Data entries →
++++++++
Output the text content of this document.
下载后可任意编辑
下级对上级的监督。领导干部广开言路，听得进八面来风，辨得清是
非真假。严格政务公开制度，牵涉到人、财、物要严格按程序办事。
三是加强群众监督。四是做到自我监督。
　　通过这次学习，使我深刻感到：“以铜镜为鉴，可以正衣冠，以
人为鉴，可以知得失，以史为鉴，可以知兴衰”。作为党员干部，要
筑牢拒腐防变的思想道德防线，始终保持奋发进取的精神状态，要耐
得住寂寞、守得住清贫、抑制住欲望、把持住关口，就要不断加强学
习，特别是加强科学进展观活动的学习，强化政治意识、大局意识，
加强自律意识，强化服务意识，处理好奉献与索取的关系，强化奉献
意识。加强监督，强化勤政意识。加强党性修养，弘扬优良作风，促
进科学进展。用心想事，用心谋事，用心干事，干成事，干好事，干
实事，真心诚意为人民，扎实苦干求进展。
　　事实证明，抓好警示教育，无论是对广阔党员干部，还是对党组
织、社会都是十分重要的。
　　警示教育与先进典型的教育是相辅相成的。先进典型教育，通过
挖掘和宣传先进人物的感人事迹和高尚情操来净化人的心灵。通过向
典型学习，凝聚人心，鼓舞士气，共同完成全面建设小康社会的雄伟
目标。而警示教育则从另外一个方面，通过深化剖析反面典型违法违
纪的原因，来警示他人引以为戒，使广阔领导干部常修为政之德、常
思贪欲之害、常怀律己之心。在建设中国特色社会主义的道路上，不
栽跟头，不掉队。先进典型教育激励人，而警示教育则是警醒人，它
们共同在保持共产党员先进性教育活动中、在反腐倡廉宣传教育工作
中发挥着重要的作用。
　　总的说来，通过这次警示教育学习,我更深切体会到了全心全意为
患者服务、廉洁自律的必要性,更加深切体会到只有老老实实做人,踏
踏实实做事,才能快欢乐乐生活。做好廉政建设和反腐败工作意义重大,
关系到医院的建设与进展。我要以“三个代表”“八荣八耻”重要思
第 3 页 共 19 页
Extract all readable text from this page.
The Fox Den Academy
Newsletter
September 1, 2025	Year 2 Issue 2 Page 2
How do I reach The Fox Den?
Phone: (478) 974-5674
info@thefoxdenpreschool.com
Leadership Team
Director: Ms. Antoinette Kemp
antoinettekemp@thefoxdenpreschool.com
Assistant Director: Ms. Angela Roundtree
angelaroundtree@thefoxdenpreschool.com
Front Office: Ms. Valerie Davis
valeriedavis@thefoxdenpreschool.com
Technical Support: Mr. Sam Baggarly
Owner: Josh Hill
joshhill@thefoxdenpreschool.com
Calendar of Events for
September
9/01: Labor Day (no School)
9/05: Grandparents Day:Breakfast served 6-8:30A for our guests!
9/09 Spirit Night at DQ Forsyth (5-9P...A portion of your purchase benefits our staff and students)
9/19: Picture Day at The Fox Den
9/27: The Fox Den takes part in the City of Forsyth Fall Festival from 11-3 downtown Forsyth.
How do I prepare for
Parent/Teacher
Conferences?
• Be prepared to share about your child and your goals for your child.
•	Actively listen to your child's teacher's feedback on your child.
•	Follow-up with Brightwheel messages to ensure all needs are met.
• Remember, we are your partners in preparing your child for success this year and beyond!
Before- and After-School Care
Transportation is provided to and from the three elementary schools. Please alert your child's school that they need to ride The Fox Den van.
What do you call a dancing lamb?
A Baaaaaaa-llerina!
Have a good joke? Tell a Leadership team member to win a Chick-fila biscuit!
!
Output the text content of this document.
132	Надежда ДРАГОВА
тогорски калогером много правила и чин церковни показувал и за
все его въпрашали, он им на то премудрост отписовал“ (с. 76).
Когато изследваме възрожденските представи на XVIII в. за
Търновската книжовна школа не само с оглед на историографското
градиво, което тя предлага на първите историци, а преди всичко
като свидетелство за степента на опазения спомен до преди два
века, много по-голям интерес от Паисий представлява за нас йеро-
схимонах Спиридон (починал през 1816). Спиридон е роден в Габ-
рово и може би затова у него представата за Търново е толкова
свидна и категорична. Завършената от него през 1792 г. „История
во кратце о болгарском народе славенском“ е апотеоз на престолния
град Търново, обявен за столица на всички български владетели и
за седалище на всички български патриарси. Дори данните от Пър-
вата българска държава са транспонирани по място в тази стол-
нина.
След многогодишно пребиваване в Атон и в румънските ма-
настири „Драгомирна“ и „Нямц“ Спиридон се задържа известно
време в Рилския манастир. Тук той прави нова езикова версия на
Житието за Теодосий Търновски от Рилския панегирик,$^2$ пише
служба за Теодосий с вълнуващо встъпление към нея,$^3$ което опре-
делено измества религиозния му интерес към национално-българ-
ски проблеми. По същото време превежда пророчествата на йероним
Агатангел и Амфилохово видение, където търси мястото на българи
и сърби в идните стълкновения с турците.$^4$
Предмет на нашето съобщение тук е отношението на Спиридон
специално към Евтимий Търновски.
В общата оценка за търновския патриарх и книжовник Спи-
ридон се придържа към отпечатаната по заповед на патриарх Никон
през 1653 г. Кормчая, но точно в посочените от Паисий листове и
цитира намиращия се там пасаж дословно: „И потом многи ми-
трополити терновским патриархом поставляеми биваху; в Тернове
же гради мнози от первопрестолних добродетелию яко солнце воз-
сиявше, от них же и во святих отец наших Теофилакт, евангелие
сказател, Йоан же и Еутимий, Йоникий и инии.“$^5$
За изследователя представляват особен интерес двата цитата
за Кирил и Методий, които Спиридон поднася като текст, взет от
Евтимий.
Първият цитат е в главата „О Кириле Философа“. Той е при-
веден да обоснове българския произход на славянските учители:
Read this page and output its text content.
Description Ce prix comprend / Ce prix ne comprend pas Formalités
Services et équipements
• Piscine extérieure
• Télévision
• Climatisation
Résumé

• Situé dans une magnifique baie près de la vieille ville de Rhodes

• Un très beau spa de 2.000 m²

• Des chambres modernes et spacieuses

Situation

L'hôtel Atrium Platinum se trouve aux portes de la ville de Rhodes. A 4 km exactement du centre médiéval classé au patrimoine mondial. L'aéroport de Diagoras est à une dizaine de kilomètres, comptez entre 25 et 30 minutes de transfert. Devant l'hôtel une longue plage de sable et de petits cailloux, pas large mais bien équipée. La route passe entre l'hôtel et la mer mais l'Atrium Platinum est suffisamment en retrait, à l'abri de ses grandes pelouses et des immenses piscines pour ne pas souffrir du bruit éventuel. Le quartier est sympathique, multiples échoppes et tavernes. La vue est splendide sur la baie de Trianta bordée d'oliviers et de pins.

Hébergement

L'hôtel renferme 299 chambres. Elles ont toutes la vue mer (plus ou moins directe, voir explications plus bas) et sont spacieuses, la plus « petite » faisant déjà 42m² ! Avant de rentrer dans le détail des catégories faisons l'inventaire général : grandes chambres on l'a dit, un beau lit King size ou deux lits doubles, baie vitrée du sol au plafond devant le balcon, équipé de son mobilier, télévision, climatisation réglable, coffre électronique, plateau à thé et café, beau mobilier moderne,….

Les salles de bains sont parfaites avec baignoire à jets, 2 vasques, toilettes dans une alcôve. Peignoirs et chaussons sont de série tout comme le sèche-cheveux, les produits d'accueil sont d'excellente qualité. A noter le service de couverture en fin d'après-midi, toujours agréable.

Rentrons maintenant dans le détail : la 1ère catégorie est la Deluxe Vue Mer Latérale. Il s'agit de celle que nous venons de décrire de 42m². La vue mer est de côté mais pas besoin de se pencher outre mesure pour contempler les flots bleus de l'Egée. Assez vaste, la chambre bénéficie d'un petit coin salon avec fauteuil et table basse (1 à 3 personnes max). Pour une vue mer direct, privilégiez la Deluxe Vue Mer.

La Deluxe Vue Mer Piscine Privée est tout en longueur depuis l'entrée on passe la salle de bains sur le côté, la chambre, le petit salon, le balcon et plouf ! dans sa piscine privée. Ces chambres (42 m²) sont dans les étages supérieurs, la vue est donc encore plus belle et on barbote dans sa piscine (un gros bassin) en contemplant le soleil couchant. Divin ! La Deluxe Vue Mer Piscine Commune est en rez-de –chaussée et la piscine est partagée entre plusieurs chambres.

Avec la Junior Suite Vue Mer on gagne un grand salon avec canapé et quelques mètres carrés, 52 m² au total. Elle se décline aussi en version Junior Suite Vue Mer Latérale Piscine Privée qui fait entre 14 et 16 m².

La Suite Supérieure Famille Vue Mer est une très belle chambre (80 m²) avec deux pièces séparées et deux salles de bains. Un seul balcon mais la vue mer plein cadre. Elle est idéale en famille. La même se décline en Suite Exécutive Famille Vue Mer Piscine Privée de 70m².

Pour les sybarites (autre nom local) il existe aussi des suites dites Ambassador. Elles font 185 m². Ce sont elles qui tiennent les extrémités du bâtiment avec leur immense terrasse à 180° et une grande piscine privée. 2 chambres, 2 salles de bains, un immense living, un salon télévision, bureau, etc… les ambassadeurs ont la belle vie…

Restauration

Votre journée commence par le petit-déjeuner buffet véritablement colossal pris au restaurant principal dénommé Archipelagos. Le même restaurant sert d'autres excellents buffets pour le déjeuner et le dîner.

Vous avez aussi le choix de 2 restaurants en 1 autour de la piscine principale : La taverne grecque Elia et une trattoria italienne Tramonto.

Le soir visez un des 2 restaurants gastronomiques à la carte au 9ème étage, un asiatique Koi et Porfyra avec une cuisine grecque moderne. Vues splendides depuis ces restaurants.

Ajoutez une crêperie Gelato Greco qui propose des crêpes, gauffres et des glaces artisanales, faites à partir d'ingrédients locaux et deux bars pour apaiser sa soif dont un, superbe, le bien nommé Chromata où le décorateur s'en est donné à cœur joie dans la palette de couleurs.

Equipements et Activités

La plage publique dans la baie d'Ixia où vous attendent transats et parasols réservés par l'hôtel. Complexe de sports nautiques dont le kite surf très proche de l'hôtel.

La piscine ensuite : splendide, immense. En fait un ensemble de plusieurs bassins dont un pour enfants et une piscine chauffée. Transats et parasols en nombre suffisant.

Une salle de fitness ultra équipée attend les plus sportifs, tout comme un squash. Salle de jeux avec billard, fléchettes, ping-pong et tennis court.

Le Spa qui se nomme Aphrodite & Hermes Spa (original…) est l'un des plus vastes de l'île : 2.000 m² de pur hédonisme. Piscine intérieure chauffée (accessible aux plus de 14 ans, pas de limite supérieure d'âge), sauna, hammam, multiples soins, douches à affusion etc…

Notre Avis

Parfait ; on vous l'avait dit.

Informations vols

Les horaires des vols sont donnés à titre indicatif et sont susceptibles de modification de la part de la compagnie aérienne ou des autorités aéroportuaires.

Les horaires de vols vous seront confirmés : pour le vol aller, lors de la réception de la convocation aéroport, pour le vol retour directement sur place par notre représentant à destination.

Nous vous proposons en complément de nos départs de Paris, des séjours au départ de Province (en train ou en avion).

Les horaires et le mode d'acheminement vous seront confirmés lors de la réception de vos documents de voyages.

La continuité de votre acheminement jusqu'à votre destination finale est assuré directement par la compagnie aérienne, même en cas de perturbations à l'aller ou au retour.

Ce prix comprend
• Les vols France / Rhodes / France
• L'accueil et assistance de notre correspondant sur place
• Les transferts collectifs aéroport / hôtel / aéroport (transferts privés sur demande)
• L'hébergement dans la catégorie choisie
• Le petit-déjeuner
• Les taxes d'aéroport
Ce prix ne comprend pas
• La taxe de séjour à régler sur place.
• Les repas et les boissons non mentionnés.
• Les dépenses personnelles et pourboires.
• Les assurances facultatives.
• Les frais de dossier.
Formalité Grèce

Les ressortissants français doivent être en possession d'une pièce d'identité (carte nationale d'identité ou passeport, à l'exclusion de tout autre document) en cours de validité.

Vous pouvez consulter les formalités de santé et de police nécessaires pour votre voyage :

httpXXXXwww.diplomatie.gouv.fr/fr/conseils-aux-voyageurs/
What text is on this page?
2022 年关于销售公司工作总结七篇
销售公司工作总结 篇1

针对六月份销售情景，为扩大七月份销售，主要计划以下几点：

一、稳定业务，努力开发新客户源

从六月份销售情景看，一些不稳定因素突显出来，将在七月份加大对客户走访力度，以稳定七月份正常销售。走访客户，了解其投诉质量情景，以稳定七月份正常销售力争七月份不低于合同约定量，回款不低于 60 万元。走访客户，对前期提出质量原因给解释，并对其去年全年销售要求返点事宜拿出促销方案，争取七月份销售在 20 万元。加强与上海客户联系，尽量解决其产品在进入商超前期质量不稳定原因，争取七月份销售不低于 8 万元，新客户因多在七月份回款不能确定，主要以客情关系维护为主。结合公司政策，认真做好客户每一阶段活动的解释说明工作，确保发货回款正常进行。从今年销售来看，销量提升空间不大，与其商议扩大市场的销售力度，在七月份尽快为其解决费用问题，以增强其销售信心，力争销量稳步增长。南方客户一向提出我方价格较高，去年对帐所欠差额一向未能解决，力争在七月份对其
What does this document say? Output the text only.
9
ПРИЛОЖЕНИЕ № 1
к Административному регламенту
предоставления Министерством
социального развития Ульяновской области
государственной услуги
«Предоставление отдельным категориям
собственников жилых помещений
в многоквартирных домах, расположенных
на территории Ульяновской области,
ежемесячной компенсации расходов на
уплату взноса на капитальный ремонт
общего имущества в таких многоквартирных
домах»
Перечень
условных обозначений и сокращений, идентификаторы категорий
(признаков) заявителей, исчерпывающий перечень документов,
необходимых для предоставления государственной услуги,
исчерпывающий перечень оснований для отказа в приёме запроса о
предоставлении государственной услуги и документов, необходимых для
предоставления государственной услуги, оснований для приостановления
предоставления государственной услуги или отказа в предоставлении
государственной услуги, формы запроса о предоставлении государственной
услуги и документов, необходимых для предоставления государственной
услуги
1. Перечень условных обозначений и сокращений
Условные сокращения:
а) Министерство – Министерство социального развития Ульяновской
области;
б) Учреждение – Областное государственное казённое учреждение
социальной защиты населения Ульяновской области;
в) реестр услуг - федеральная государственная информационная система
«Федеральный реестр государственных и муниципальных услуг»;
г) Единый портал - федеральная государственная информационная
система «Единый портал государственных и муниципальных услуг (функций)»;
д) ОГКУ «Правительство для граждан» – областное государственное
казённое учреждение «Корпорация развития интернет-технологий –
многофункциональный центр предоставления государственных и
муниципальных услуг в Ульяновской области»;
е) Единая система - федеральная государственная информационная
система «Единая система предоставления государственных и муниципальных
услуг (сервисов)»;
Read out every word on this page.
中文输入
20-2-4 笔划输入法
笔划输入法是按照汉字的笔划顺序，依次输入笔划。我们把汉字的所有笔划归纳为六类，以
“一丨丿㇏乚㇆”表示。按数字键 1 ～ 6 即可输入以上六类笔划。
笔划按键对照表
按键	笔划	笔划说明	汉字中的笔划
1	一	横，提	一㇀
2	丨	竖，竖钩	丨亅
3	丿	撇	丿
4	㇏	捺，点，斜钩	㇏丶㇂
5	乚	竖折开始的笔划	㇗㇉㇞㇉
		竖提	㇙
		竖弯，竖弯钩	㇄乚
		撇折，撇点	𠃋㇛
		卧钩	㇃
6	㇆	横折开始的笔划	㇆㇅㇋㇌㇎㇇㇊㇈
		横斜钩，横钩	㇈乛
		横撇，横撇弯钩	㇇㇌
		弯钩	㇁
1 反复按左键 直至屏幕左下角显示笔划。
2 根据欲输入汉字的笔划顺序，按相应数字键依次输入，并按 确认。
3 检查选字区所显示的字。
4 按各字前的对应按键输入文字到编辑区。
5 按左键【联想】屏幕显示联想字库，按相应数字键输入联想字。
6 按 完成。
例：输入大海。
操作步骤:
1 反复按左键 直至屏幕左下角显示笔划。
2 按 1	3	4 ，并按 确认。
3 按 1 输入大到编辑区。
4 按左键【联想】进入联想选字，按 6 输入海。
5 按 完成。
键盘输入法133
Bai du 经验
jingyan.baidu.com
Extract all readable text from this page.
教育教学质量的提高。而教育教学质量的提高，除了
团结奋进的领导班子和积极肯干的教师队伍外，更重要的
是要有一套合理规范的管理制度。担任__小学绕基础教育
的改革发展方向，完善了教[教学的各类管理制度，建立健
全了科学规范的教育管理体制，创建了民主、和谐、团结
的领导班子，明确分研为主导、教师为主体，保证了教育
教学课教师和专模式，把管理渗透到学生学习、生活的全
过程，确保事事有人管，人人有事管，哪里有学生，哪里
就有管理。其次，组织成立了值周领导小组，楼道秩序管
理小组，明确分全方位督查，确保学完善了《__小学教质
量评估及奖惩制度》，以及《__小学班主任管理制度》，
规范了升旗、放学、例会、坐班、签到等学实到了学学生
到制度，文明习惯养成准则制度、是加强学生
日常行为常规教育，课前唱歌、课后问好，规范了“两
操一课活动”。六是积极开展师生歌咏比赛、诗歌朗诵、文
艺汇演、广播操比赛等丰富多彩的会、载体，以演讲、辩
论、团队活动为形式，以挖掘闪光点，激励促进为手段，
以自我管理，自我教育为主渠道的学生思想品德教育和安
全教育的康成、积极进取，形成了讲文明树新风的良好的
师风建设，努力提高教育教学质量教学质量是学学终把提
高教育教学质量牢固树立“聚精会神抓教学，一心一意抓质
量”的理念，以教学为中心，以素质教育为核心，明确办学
++++++++
Exercise task → Spot every line that holds "from" and copy it.

Reply to the exercise →
Extract all readable text from this page.
9/27: The Fox Den takes part in the City of Forsyth Fall Festival from 11-3 downtown Forsyth.
Transportation is provided to and from the three elementary schools. Please alert your child's school that they need to ride The Fox Den van.
Extract all readable text from this page.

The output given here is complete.